───── Entries provided ─────

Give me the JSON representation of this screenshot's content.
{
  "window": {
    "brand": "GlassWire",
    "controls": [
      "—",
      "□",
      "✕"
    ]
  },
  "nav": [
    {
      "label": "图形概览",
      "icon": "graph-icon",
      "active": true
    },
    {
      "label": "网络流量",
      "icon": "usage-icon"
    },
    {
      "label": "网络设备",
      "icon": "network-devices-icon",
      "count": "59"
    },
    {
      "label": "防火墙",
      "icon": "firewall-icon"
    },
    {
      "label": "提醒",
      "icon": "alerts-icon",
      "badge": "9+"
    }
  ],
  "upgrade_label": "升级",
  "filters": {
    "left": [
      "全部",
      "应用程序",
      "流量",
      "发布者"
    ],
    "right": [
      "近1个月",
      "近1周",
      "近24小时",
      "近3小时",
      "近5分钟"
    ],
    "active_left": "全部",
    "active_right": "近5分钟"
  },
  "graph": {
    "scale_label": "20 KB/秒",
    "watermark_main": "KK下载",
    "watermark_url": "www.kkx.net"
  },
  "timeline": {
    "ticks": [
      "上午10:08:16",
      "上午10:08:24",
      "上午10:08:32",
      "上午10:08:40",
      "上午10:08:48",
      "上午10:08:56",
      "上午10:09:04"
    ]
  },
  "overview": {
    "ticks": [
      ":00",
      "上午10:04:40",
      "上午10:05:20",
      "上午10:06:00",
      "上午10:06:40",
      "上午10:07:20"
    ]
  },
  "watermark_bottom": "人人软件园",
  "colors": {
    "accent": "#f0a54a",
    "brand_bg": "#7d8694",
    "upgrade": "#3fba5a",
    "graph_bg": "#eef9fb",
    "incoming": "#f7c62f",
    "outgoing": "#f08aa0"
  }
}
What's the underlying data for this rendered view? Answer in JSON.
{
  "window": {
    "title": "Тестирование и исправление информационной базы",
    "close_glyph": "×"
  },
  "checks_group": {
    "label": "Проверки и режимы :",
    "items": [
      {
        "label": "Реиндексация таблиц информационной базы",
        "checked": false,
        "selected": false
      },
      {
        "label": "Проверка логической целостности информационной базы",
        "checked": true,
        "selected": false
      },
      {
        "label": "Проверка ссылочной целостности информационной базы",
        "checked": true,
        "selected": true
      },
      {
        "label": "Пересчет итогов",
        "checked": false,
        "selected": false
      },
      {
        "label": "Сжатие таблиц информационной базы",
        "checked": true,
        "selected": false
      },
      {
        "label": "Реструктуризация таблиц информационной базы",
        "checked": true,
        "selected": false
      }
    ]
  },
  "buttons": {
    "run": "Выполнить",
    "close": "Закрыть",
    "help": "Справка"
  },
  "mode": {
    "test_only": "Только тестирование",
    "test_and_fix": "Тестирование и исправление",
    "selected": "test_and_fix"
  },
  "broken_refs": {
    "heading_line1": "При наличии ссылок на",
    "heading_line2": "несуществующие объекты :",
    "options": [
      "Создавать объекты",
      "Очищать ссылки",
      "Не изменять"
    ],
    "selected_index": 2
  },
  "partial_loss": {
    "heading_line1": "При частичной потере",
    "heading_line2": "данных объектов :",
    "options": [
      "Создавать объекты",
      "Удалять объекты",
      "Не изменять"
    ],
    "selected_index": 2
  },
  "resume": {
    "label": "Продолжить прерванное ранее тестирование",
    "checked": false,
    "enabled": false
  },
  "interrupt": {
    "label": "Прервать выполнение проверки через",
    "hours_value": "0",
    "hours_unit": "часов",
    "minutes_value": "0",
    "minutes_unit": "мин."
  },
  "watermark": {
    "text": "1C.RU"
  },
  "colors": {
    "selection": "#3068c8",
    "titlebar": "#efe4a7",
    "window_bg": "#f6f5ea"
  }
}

─────

Gather from the entries above all lines that include the string "целостности".

Finished answer:
        "label": "Проверка логической целостности информационной базы",
        "label": "Проверка ссылочной целостности информационной базы",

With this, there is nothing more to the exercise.